WHAT IS REQUIRED
Transcribe all of the material exactly, except for its pictures.

Saved entries:

************

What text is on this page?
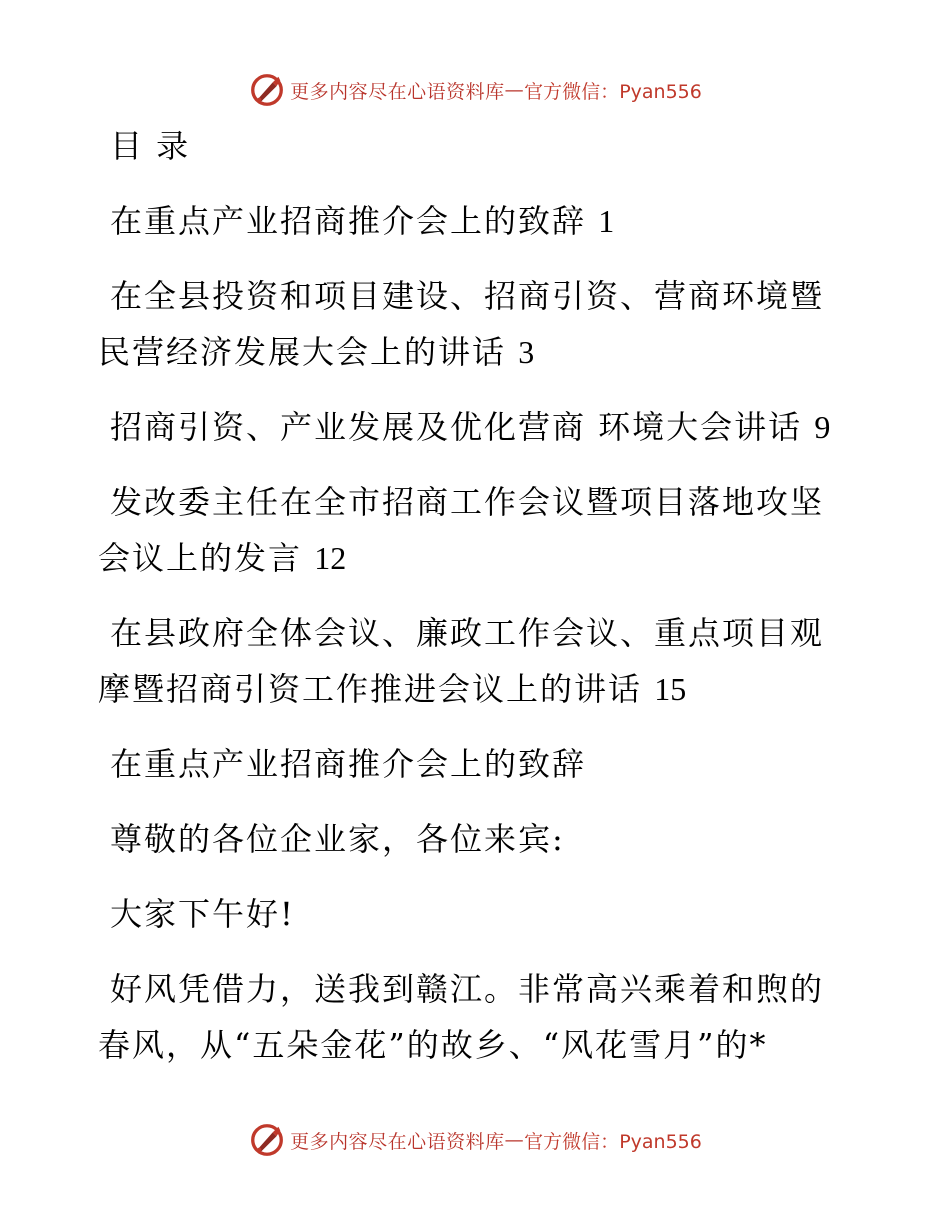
更多内容尽在心语资料库 — 官方微信：Pyan556
目 录
在重点产业招商推介会上的致辞 1
在全县投资和项目建设、招商引资、营商环境暨
民营经济发展大会上的讲话 3
招商引资、产业发展及优化营商 环境大会讲话 9
发改委主任在全市招商工作会议暨项目落地攻坚
会议上的发言 12
在县政府全体会议、廉政工作会议、重点项目观
摩暨招商引资工作推进会议上的讲话 15
在重点产业招商推介会上的致辞
尊敬的各位企业家，各位来宾:
大家下午好!
好风凭借力，送我到赣江。非常高兴乘着和煦的
春风，从“五朵金花”的故乡、“风花雪月”的*
更多内容尽在心语资料库 — 官方微信：Pyan556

************

FULL ANSWER
What text is on this page?
更多内容尽在心语资料库 — 官方微信：Pyan556
目 录
在重点产业招商推介会上的致辞 1
在全县投资和项目建设、招商引资、营商环境暨
民营经济发展大会上的讲话 3
招商引资、产业发展及优化营商 环境大会讲话 9
发改委主任在全市招商工作会议暨项目落地攻坚
会议上的发言 12
在县政府全体会议、廉政工作会议、重点项目观
摩暨招商引资工作推进会议上的讲话 15
在重点产业招商推介会上的致辞
尊敬的各位企业家，各位来宾:
大家下午好!
好风凭借力，送我到赣江。非常高兴乘着和煦的
春风，从“五朵金花”的故乡、“风花雪月”的*
更多内容尽在心语资料库 — 官方微信：Pyan556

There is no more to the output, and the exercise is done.